Determine the count of lines holding "SOMT" and give that count alone.
===== DATA TO PROCESS
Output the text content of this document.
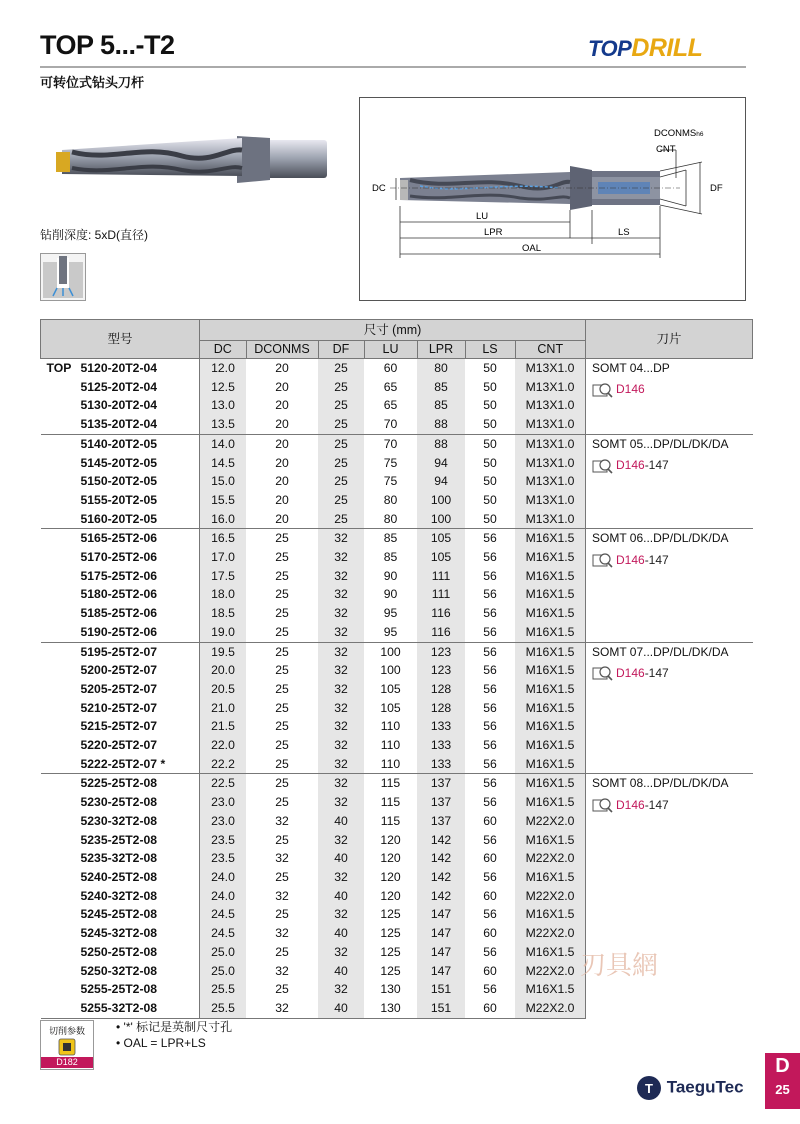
TOP 5...-T2
可转位式钻头刀杆
TOPDRILL
钻削深度: 5xD(直径)
DCONMSh6
CNT
DC	DF
LU
LPR	LS
OAL
型号	尺寸 (mm)							刀片
	DC	DCONMS	DF	LU	LPR	LS	CNT	
TOP 5120-20T2-04	12.0	20	25	60	80	50	M13X1.0	SOMT 04...DP
D146

5125-20T2-04	12.5	20	25	65	85	50	M13X1.0	
5130-20T2-04	13.0	20	25	65	85	50	M13X1.0	
5135-20T2-04	13.5	20	25	70	88	50	M13X1.0	
5140-20T2-05	14.0	20	25	70	88	50	M13X1.0	SOMT 05...DP/DL/DK/DA
D146-147

5145-20T2-05	14.5	20	25	75	94	50	M13X1.0	
5150-20T2-05	15.0	20	25	75	94	50	M13X1.0	
5155-20T2-05	15.5	20	25	80	100	50	M13X1.0	
5160-20T2-05	16.0	20	25	80	100	50	M13X1.0	
5165-25T2-06	16.5	25	32	85	105	56	M16X1.5	SOMT 06...DP/DL/DK/DA
D146-147

5170-25T2-06	17.0	25	32	85	105	56	M16X1.5	
5175-25T2-06	17.5	25	32	90	111	56	M16X1.5	
5180-25T2-06	18.0	25	32	90	111	56	M16X1.5	
5185-25T2-06	18.5	25	32	95	116	56	M16X1.5	
5190-25T2-06	19.0	25	32	95	116	56	M16X1.5	
5195-25T2-07	19.5	25	32	100	123	56	M16X1.5	SOMT 07...DP/DL/DK/DA
D146-147

5200-25T2-07	20.0	25	32	100	123	56	M16X1.5	
5205-25T2-07	20.5	25	32	105	128	56	M16X1.5	
5210-25T2-07	21.0	25	32	105	128	56	M16X1.5	
5215-25T2-07	21.5	25	32	110	133	56	M16X1.5	
5220-25T2-07	22.0	25	32	110	133	56	M16X1.5	
5222-25T2-07 *	22.2	25	32	110	133	56	M16X1.5	
5225-25T2-08	22.5	25	32	115	137	56	M16X1.5	SOMT 08...DP/DL/DK/DA
D146-147

5230-25T2-08	23.0	25	32	115	137	56	M16X1.5	
5230-32T2-08	23.0	32	40	115	137	60	M22X2.0	
5235-25T2-08	23.5	25	32	120	142	56	M16X1.5	
5235-32T2-08	23.5	32	40	120	142	60	M22X2.0	
5240-25T2-08	24.0	25	32	120	142	56	M16X1.5	
5240-32T2-08	24.0	32	40	120	142	60	M22X2.0	
5245-25T2-08	24.5	25	32	125	147	56	M16X1.5	
5245-32T2-08	24.5	32	40	125	147	60	M22X2.0	
5250-25T2-08	25.0	25	32	125	147	56	M16X1.5	
5250-32T2-08	25.0	32	40	125	147	60	M22X2.0	
5255-25T2-08	25.5	25	32	130	151	56	M16X1.5	
5255-32T2-08	25.5	32	40	130	151	60	M22X2.0	
切削参数
D182
• '*' 标记是英制尺寸孔
• OAL = LPR+LS
刃具網
T TaeguTec
D
25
==========
▸ **ANSWER FOR THE TASK**: 5